[Some records]
● ● ● ●
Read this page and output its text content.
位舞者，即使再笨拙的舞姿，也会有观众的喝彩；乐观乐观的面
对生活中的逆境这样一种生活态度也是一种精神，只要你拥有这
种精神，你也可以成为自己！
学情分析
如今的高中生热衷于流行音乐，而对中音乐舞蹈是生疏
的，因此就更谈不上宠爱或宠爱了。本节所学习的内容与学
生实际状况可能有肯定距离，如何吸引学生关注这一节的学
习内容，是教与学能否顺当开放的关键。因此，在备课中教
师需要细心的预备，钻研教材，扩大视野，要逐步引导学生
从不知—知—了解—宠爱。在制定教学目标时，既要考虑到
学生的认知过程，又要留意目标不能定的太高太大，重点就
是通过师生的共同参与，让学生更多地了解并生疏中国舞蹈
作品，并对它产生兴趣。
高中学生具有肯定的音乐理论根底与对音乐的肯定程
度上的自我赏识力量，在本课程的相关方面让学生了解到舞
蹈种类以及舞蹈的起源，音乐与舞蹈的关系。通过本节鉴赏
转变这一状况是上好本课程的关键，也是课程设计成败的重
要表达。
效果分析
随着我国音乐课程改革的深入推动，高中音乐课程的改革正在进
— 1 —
● ● ● ●
Using the data above, repeat every line exactly.

Read this page and output its text content.
位舞者，即使再笨拙的舞姿，也会有观众的喝彩；乐观乐观的面
对生活中的逆境这样一种生活态度也是一种精神，只要你拥有这
种精神，你也可以成为自己！
学情分析
如今的高中生热衷于流行音乐，而对中音乐舞蹈是生疏
的，因此就更谈不上宠爱或宠爱了。本节所学习的内容与学
生实际状况可能有肯定距离，如何吸引学生关注这一节的学
习内容，是教与学能否顺当开放的关键。因此，在备课中教
师需要细心的预备，钻研教材，扩大视野，要逐步引导学生
从不知—知—了解—宠爱。在制定教学目标时，既要考虑到
学生的认知过程，又要留意目标不能定的太高太大，重点就
是通过师生的共同参与，让学生更多地了解并生疏中国舞蹈
作品，并对它产生兴趣。
高中学生具有肯定的音乐理论根底与对音乐的肯定程
度上的自我赏识力量，在本课程的相关方面让学生了解到舞
蹈种类以及舞蹈的起源，音乐与舞蹈的关系。通过本节鉴赏
转变这一状况是上好本课程的关键，也是课程设计成败的重
要表达。
效果分析
随着我国音乐课程改革的深入推动，高中音乐课程的改革正在进
— 1 —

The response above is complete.